The problem:
In the records below, find each line containing the word "text" and copy it.

Data excerpts:
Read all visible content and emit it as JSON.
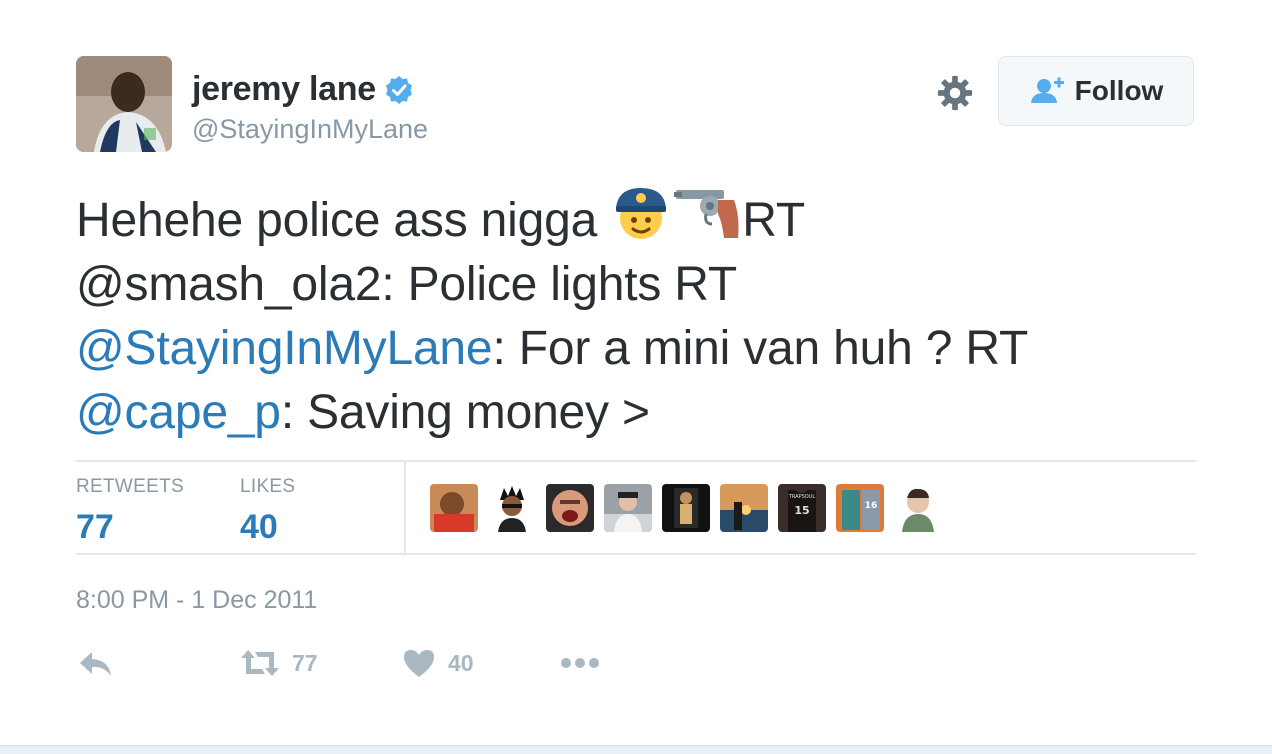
{
  "author": {
    "name": "jeremy lane",
    "handle": "@StayingInMyLane",
    "verified": true
  },
  "follow_button": {
    "label": "Follow"
  },
  "tweet": {
    "line1": "Hehehe police ass nigga ",
    "line1_emojis": [
      "police-officer",
      "pistol"
    ],
    "line1_end": "RT",
    "line2": "@smash_ola2: Police lights RT",
    "line3_mention": "@StayingInMyLane",
    "line3_rest": ": For a mini van huh ? RT",
    "line4_mention": "@cape_p",
    "line4_rest": ": Saving money >"
  },
  "stats": {
    "retweets_label": "RETWEETS",
    "retweets_value": "77",
    "likes_label": "LIKES",
    "likes_value": "40"
  },
  "likers": [
    {
      "icon": "liker-avatar-1"
    },
    {
      "icon": "liker-avatar-2"
    },
    {
      "icon": "liker-avatar-3"
    },
    {
      "icon": "liker-avatar-4"
    },
    {
      "icon": "liker-avatar-5"
    },
    {
      "icon": "liker-avatar-6"
    },
    {
      "icon": "liker-avatar-7",
      "text": "15"
    },
    {
      "icon": "liker-avatar-8",
      "text": "16"
    },
    {
      "icon": "liker-avatar-9"
    }
  ],
  "timestamp": "8:00 PM - 1 Dec 2011",
  "actions": {
    "retweet_count": "77",
    "like_count": "40"
  },
  "colors": {
    "accent": "#2b7bb9",
    "muted": "#8899a6",
    "text": "#292f33",
    "verified": "#55acee"
  }
}
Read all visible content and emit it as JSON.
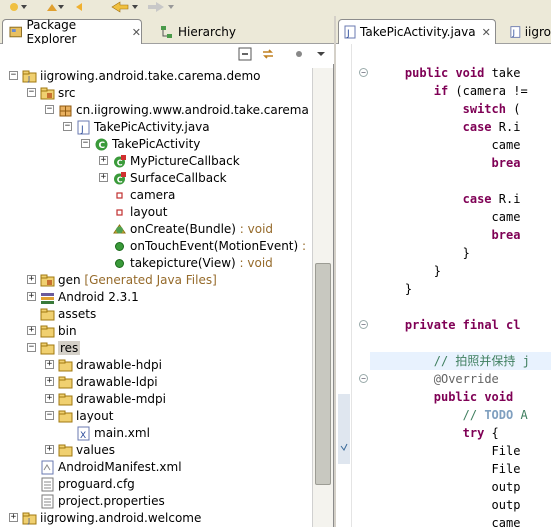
{
  "package_explorer": {
    "tabs": [
      {
        "label": "Package Explorer",
        "close": "✕"
      },
      {
        "label": "Hierarchy"
      }
    ],
    "tree": [
      {
        "label": "iigrowing.android.take.carema.demo",
        "depth": 0,
        "twisty": "−",
        "icon": "project-icon"
      },
      {
        "label": "src",
        "depth": 1,
        "twisty": "−",
        "icon": "source-folder-icon"
      },
      {
        "label": "cn.iigrowing.www.android.take.carema",
        "depth": 2,
        "twisty": "−",
        "icon": "package-icon"
      },
      {
        "label": "TakePicActivity.java",
        "depth": 3,
        "twisty": "−",
        "icon": "java-file-icon"
      },
      {
        "label": "TakePicActivity",
        "depth": 4,
        "twisty": "−",
        "icon": "class-icon"
      },
      {
        "label": "MyPictureCallback",
        "depth": 5,
        "twisty": "+",
        "icon": "inner-class-icon"
      },
      {
        "label": "SurfaceCallback",
        "depth": 5,
        "twisty": "+",
        "icon": "inner-class-icon"
      },
      {
        "label": "camera",
        "depth": 5,
        "twisty": "",
        "icon": "private-field-icon"
      },
      {
        "label": "layout",
        "depth": 5,
        "twisty": "",
        "icon": "private-field-icon"
      },
      {
        "label": "onCreate(Bundle)",
        "suffix": " : void",
        "depth": 5,
        "twisty": "",
        "icon": "protected-method-icon"
      },
      {
        "label": "onTouchEvent(MotionEvent)",
        "suffix": " :",
        "depth": 5,
        "twisty": "",
        "icon": "public-method-icon"
      },
      {
        "label": "takepicture(View)",
        "suffix": " : void",
        "depth": 5,
        "twisty": "",
        "icon": "public-method-icon"
      },
      {
        "label": "gen",
        "suffix": " [Generated Java Files]",
        "depth": 1,
        "twisty": "+",
        "icon": "source-folder-icon"
      },
      {
        "label": "Android 2.3.1",
        "depth": 1,
        "twisty": "+",
        "icon": "library-icon"
      },
      {
        "label": "assets",
        "depth": 1,
        "twisty": "",
        "icon": "folder-icon"
      },
      {
        "label": "bin",
        "depth": 1,
        "twisty": "+",
        "icon": "folder-icon"
      },
      {
        "label": "res",
        "depth": 1,
        "twisty": "−",
        "icon": "folder-icon",
        "selected": true
      },
      {
        "label": "drawable-hdpi",
        "depth": 2,
        "twisty": "+",
        "icon": "folder-icon"
      },
      {
        "label": "drawable-ldpi",
        "depth": 2,
        "twisty": "+",
        "icon": "folder-icon"
      },
      {
        "label": "drawable-mdpi",
        "depth": 2,
        "twisty": "+",
        "icon": "folder-icon"
      },
      {
        "label": "layout",
        "depth": 2,
        "twisty": "−",
        "icon": "folder-icon"
      },
      {
        "label": "main.xml",
        "depth": 3,
        "twisty": "",
        "icon": "xml-file-icon"
      },
      {
        "label": "values",
        "depth": 2,
        "twisty": "+",
        "icon": "folder-icon"
      },
      {
        "label": "AndroidManifest.xml",
        "depth": 1,
        "twisty": "",
        "icon": "manifest-file-icon"
      },
      {
        "label": "proguard.cfg",
        "depth": 1,
        "twisty": "",
        "icon": "text-file-icon"
      },
      {
        "label": "project.properties",
        "depth": 1,
        "twisty": "",
        "icon": "text-file-icon"
      },
      {
        "label": "iigrowing.android.welcome",
        "depth": 0,
        "twisty": "+",
        "icon": "project-icon"
      }
    ]
  },
  "editor": {
    "tabs": [
      {
        "label": "TakePicActivity.java",
        "close": "✕"
      },
      {
        "label": "iigro"
      }
    ],
    "lines": [
      {
        "indent": 4,
        "parts": [
          [
            "kw",
            "public void "
          ],
          [
            "fn",
            "take"
          ]
        ],
        "fold": "−"
      },
      {
        "indent": 8,
        "parts": [
          [
            "kw",
            "if"
          ],
          [
            "fn",
            " (camera !="
          ]
        ]
      },
      {
        "indent": 12,
        "parts": [
          [
            "kw",
            "switch"
          ],
          [
            "fn",
            " ("
          ]
        ]
      },
      {
        "indent": 12,
        "parts": [
          [
            "kw",
            "case"
          ],
          [
            "fn",
            " R.i"
          ]
        ]
      },
      {
        "indent": 16,
        "parts": [
          [
            "fn",
            "came"
          ]
        ]
      },
      {
        "indent": 16,
        "parts": [
          [
            "kw",
            "brea"
          ]
        ]
      },
      {
        "indent": 0,
        "parts": []
      },
      {
        "indent": 12,
        "parts": [
          [
            "kw",
            "case"
          ],
          [
            "fn",
            " R.i"
          ]
        ]
      },
      {
        "indent": 16,
        "parts": [
          [
            "fn",
            "came"
          ]
        ]
      },
      {
        "indent": 16,
        "parts": [
          [
            "kw",
            "brea"
          ]
        ]
      },
      {
        "indent": 12,
        "parts": [
          [
            "fn",
            "}"
          ]
        ]
      },
      {
        "indent": 8,
        "parts": [
          [
            "fn",
            "}"
          ]
        ]
      },
      {
        "indent": 4,
        "parts": [
          [
            "fn",
            "}"
          ]
        ]
      },
      {
        "indent": 0,
        "parts": []
      },
      {
        "indent": 4,
        "parts": [
          [
            "kw",
            "private final cl"
          ]
        ],
        "fold": "−"
      },
      {
        "indent": 0,
        "parts": []
      },
      {
        "indent": 8,
        "parts": [
          [
            "cm",
            "// 拍照并保持 j"
          ]
        ],
        "highlight": true
      },
      {
        "indent": 8,
        "parts": [
          [
            "an",
            "@Override"
          ]
        ],
        "fold": "−"
      },
      {
        "indent": 8,
        "parts": [
          [
            "kw",
            "public void "
          ]
        ]
      },
      {
        "indent": 12,
        "parts": [
          [
            "cm",
            "// "
          ],
          [
            "todo",
            "TODO"
          ],
          [
            "cm",
            " A"
          ]
        ]
      },
      {
        "indent": 12,
        "parts": [
          [
            "kw",
            "try"
          ],
          [
            "fn",
            " {"
          ]
        ]
      },
      {
        "indent": 16,
        "parts": [
          [
            "fn",
            "File"
          ]
        ]
      },
      {
        "indent": 16,
        "parts": [
          [
            "fn",
            "File"
          ]
        ]
      },
      {
        "indent": 16,
        "parts": [
          [
            "fn",
            "outp"
          ]
        ]
      },
      {
        "indent": 16,
        "parts": [
          [
            "fn",
            "outp"
          ]
        ]
      },
      {
        "indent": 16,
        "parts": [
          [
            "fn",
            "came"
          ]
        ]
      }
    ]
  },
  "colors": {
    "keyword": "#7f0055",
    "comment": "#3f7f5f",
    "annotation": "#646464",
    "decoration": "#956a2a",
    "selection": "#d4d0c8"
  }
}
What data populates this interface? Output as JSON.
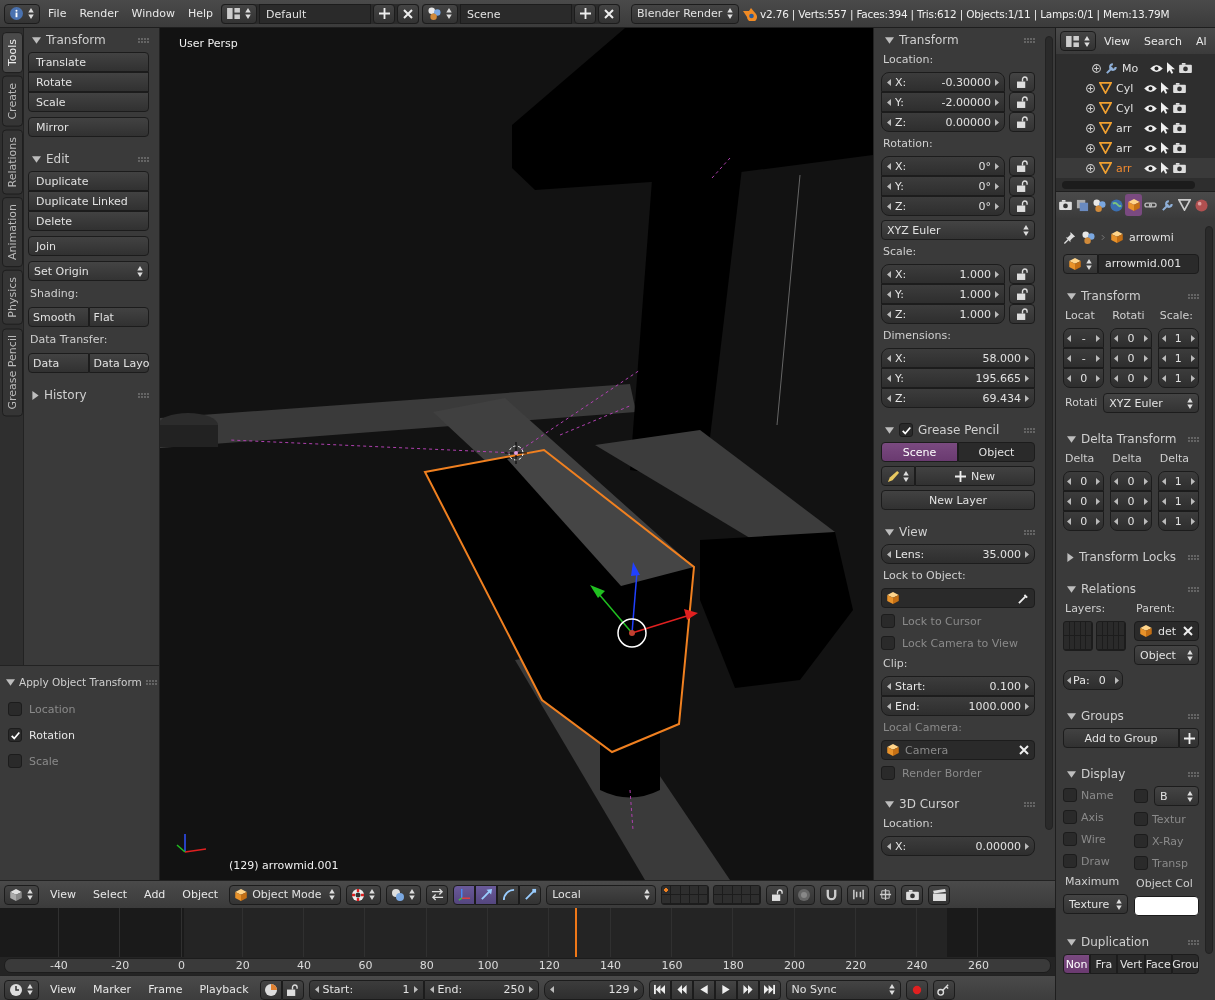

Output of the task:
      "text": "15"
      "text": "16"
    "text": "#292f33",
        "icon": "text-file-icon"
        "icon": "text-file-icon"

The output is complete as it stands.